# AUFGABE
Entscheide für jede Aussage, ob sie dem Text über Weißers chirurgisches Nachschlagewerk entspricht. Antworte jeweils mit Ja oder Nein und zitiere die ausschlaggebenden Worte des Textes wörtlich.
1. Weißer hat sich in seinem Werk ausschließlich auf Persönlichkeiten des deutschsprachigen Raums beschränkt.
2. Laut Weißer wissen die jungen Chirurgenkollegen über die Namensgeber von Haken, Klemmen oder OP-Scheren gut Bescheid.
3. Nach Weißers Darstellung werden Vorlesungsverzeichnisse kaum noch gedruckt.

++++ ABGEDRUCKTER TEXT ++++

Den Schwerpunkt legte er auf den deutschsprachigen Raum, aber Weißer berücksichtigte auch wichtige Persönlichkeiten anderer Sprachgebiete und ergänzte die knappen Biografien mit Entdeckungen, Erfindungen und Ersteingriffen und wichtigen Publikationen. „Wir stehen alle auf den Schultern unserer Vorläufer“, sagt der ehemalige Unfallchirurg. Und sieht „in unserer zunehmend ahistorischen Zeit“ den Blick auf die Leistungen der zurückliegenden Generationen schwinden. „Es ist ganz offensichtlich nur noch das wichtig, was gerade aktuell auf den Servern des Internets gespeichert ist“, sagt Weißer. Bei der nächsten Aktualisierung sei das Vorausgehende gelöscht, verschwunden, nicht mal mehr Makulatur. „Für viele Namen wird man heute was online finden. Für mindestens so viele aber halt nicht.“
Auf personelle Situationen treffe das ganz besonders zu. Vorlesungsverzeichnisse, Chirurgen- oder Klinikverzeichnisse würden kaum noch gedruckt – und damit auch nicht mehr dauerhaft archiviert. Über die Namensgeber der diversen Haken, Klemmen oder OP-Scheren wüssten die jungen Chirurgenkollegen auch kaum mehr Bescheid.Auch deshalb hat Weißer das bündige Nachschlagewerk geschrieben: Sein Kompendium zur Geschichte des Fachs hält „das Wissen um wichtige chirurgische Vorgänger präsent“.

++++ VORLIEGENDE ZEILEN ++++

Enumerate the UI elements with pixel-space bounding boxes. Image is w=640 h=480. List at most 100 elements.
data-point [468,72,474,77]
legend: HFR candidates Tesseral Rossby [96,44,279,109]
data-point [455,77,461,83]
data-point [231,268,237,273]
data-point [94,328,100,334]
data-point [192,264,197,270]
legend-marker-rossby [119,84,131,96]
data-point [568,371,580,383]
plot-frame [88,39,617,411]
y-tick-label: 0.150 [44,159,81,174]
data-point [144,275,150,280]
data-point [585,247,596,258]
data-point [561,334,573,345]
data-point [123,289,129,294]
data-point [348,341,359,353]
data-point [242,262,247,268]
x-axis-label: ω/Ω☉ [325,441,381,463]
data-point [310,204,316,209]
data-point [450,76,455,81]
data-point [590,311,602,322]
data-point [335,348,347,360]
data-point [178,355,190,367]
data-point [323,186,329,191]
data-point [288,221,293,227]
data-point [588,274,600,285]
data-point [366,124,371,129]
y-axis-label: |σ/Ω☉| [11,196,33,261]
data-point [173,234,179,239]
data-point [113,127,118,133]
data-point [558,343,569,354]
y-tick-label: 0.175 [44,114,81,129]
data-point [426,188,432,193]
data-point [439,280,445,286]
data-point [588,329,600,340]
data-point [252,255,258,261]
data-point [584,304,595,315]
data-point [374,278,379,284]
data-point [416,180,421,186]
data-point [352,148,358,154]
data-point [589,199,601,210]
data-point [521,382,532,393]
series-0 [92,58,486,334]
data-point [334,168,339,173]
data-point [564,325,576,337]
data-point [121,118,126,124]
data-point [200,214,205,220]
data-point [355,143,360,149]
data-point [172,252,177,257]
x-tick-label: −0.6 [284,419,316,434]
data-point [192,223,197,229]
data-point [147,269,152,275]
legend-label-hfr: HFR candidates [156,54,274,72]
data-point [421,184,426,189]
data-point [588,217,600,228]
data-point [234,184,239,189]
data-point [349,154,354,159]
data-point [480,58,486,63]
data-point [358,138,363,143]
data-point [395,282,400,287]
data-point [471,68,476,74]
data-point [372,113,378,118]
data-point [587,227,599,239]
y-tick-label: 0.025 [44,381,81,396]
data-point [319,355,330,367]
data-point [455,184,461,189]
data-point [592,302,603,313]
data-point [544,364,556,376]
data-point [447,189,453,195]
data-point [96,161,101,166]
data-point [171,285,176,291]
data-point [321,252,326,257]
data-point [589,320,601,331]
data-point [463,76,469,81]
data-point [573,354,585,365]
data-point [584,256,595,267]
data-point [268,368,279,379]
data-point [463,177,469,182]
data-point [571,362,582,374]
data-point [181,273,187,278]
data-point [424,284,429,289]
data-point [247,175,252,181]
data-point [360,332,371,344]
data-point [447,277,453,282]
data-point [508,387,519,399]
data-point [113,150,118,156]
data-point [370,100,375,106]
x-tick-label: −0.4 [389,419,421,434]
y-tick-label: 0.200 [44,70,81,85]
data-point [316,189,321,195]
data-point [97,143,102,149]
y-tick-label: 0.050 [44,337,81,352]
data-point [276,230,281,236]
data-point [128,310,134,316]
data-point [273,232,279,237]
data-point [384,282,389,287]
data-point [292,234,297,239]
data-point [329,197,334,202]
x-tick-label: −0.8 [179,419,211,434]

++++

# LÖSUNG
1. Nein: „aber Weißer berücksichtigte auch wichtige Persönlichkeiten anderer Sprachgebiete“
2. Nein: „wüssten die jungen Chirurgenkollegen auch kaum mehr Bescheid“
3. Ja: „Vorlesungsverzeichnisse, Chirurgen- oder Klinikverzeichnisse würden kaum noch gedruckt“